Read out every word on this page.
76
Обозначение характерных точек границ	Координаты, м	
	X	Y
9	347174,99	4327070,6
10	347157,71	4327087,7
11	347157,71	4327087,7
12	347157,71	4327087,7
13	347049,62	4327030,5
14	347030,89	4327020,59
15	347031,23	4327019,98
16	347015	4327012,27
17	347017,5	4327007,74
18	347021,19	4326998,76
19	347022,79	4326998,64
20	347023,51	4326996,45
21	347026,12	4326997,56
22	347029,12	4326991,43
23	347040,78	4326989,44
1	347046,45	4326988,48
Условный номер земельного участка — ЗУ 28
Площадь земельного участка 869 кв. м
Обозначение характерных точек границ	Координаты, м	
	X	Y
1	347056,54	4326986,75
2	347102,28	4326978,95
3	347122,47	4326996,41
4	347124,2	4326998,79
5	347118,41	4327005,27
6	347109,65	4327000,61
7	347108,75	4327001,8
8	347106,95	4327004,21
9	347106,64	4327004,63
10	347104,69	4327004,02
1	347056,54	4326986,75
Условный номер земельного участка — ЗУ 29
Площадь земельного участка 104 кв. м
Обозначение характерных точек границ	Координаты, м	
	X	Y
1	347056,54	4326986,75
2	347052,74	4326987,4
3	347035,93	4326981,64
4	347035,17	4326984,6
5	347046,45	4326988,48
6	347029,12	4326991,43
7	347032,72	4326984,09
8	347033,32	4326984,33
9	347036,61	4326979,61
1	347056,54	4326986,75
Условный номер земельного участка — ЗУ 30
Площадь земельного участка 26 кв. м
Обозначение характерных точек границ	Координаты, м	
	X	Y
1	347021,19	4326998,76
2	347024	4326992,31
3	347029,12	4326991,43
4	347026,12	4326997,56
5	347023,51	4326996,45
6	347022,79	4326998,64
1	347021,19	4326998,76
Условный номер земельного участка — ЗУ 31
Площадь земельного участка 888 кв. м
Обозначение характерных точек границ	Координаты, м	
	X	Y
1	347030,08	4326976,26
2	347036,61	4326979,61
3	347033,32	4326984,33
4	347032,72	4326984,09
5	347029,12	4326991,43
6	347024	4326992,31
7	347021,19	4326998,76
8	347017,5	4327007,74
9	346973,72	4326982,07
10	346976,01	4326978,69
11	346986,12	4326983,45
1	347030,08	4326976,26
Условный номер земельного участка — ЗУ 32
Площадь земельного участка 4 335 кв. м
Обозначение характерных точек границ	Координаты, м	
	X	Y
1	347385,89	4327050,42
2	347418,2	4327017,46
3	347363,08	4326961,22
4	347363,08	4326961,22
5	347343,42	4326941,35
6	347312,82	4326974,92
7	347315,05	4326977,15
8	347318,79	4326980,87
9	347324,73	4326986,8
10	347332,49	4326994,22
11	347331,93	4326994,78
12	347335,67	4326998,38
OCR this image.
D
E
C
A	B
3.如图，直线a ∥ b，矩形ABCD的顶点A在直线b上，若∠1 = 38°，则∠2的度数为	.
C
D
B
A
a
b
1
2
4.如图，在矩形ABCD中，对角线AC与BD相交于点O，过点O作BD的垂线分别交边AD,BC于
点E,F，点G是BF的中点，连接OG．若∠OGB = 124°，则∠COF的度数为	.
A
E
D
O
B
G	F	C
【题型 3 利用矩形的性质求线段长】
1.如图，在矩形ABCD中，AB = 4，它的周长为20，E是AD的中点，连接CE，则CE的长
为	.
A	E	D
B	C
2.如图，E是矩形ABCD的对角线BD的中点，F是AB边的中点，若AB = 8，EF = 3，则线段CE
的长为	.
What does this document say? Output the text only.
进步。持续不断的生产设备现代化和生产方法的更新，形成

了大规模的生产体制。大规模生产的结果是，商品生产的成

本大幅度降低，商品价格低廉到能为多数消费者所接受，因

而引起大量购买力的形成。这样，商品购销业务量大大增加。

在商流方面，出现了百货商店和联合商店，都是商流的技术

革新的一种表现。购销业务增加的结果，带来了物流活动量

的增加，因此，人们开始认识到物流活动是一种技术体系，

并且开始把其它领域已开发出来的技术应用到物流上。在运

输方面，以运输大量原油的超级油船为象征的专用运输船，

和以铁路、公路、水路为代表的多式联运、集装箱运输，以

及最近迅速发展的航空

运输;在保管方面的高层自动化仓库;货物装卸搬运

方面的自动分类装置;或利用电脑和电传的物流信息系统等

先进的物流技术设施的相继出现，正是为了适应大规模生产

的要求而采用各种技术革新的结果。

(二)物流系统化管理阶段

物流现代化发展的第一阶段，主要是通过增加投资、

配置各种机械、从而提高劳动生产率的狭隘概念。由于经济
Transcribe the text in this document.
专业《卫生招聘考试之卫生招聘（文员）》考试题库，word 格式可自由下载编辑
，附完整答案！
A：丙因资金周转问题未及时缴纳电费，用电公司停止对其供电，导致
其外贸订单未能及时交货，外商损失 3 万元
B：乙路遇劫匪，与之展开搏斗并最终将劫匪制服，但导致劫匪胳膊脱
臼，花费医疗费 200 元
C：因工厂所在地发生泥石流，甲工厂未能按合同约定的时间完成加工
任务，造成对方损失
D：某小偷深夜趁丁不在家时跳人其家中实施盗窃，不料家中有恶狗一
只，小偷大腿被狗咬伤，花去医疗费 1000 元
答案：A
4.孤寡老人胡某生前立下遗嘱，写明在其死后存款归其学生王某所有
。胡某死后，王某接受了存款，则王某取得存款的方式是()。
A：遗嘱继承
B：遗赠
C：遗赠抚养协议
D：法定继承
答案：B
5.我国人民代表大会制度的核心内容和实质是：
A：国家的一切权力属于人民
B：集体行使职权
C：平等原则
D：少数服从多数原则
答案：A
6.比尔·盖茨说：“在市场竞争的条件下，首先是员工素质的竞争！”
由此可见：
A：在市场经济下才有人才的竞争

* * *

*TASK TO COMPLETE*. Give back the whole listing, word for word.

*WRITTEN REPLY*.
Read out every word on this page.
76
Обозначение характерных точек границ	Координаты, м	
	X	Y
9	347174,99	4327070,6
10	347157,71	4327087,7
11	347157,71	4327087,7
12	347157,71	4327087,7
13	347049,62	4327030,5
14	347030,89	4327020,59
15	347031,23	4327019,98
16	347015	4327012,27
17	347017,5	4327007,74
18	347021,19	4326998,76
19	347022,79	4326998,64
20	347023,51	4326996,45
21	347026,12	4326997,56
22	347029,12	4326991,43
23	347040,78	4326989,44
1	347046,45	4326988,48
Условный номер земельного участка — ЗУ 28
Площадь земельного участка 869 кв. м
Обозначение характерных точек границ	Координаты, м	
	X	Y
1	347056,54	4326986,75
2	347102,28	4326978,95
3	347122,47	4326996,41
4	347124,2	4326998,79
5	347118,41	4327005,27
6	347109,65	4327000,61
7	347108,75	4327001,8
8	347106,95	4327004,21
9	347106,64	4327004,63
10	347104,69	4327004,02
1	347056,54	4326986,75
Условный номер земельного участка — ЗУ 29
Площадь земельного участка 104 кв. м
Обозначение характерных точек границ	Координаты, м	
	X	Y
1	347056,54	4326986,75
2	347052,74	4326987,4
3	347035,93	4326981,64
4	347035,17	4326984,6
5	347046,45	4326988,48
6	347029,12	4326991,43
7	347032,72	4326984,09
8	347033,32	4326984,33
9	347036,61	4326979,61
1	347056,54	4326986,75
Условный номер земельного участка — ЗУ 30
Площадь земельного участка 26 кв. м
Обозначение характерных точек границ	Координаты, м	
	X	Y
1	347021,19	4326998,76
2	347024	4326992,31
3	347029,12	4326991,43
4	347026,12	4326997,56
5	347023,51	4326996,45
6	347022,79	4326998,64
1	347021,19	4326998,76
Условный номер земельного участка — ЗУ 31
Площадь земельного участка 888 кв. м
Обозначение характерных точек границ	Координаты, м	
	X	Y
1	347030,08	4326976,26
2	347036,61	4326979,61
3	347033,32	4326984,33
4	347032,72	4326984,09
5	347029,12	4326991,43
6	347024	4326992,31
7	347021,19	4326998,76
8	347017,5	4327007,74
9	346973,72	4326982,07
10	346976,01	4326978,69
11	346986,12	4326983,45
1	347030,08	4326976,26
Условный номер земельного участка — ЗУ 32
Площадь земельного участка 4 335 кв. м
Обозначение характерных точек границ	Координаты, м	
	X	Y
1	347385,89	4327050,42
2	347418,2	4327017,46
3	347363,08	4326961,22
4	347363,08	4326961,22
5	347343,42	4326941,35
6	347312,82	4326974,92
7	347315,05	4326977,15
8	347318,79	4326980,87
9	347324,73	4326986,8
10	347332,49	4326994,22
11	347331,93	4326994,78
12	347335,67	4326998,38
OCR this image.
D
E
C
A	B
3.如图，直线a ∥ b，矩形ABCD的顶点A在直线b上，若∠1 = 38°，则∠2的度数为	.
C
D
B
A
a
b
1
2
4.如图，在矩形ABCD中，对角线AC与BD相交于点O，过点O作BD的垂线分别交边AD,BC于
点E,F，点G是BF的中点，连接OG．若∠OGB = 124°，则∠COF的度数为	.
A
E
D
O
B
G	F	C
【题型 3 利用矩形的性质求线段长】
1.如图，在矩形ABCD中，AB = 4，它的周长为20，E是AD的中点，连接CE，则CE的长
为	.
A	E	D
B	C
2.如图，E是矩形ABCD的对角线BD的中点，F是AB边的中点，若AB = 8，EF = 3，则线段CE
的长为	.
What does this document say? Output the text only.
进步。持续不断的生产设备现代化和生产方法的更新，形成

了大规模的生产体制。大规模生产的结果是，商品生产的成

本大幅度降低，商品价格低廉到能为多数消费者所接受，因

而引起大量购买力的形成。这样，商品购销业务量大大增加。

在商流方面，出现了百货商店和联合商店，都是商流的技术

革新的一种表现。购销业务增加的结果，带来了物流活动量

的增加，因此，人们开始认识到物流活动是一种技术体系，

并且开始把其它领域已开发出来的技术应用到物流上。在运

输方面，以运输大量原油的超级油船为象征的专用运输船，

和以铁路、公路、水路为代表的多式联运、集装箱运输，以

及最近迅速发展的航空

运输;在保管方面的高层自动化仓库;货物装卸搬运

方面的自动分类装置;或利用电脑和电传的物流信息系统等

先进的物流技术设施的相继出现，正是为了适应大规模生产

的要求而采用各种技术革新的结果。

(二)物流系统化管理阶段

物流现代化发展的第一阶段，主要是通过增加投资、

配置各种机械、从而提高劳动生产率的狭隘概念。由于经济
Transcribe the text in this document.
专业《卫生招聘考试之卫生招聘（文员）》考试题库，word 格式可自由下载编辑
，附完整答案！
A：丙因资金周转问题未及时缴纳电费，用电公司停止对其供电，导致
其外贸订单未能及时交货，外商损失 3 万元
B：乙路遇劫匪，与之展开搏斗并最终将劫匪制服，但导致劫匪胳膊脱
臼，花费医疗费 200 元
C：因工厂所在地发生泥石流，甲工厂未能按合同约定的时间完成加工
任务，造成对方损失
D：某小偷深夜趁丁不在家时跳人其家中实施盗窃，不料家中有恶狗一
只，小偷大腿被狗咬伤，花去医疗费 1000 元
答案：A
4.孤寡老人胡某生前立下遗嘱，写明在其死后存款归其学生王某所有
。胡某死后，王某接受了存款，则王某取得存款的方式是()。
A：遗嘱继承
B：遗赠
C：遗赠抚养协议
D：法定继承
答案：B
5.我国人民代表大会制度的核心内容和实质是：
A：国家的一切权力属于人民
B：集体行使职权
C：平等原则
D：少数服从多数原则
答案：A
6.比尔·盖茨说：“在市场竞争的条件下，首先是员工素质的竞争！”
由此可见：
A：在市场经济下才有人才的竞争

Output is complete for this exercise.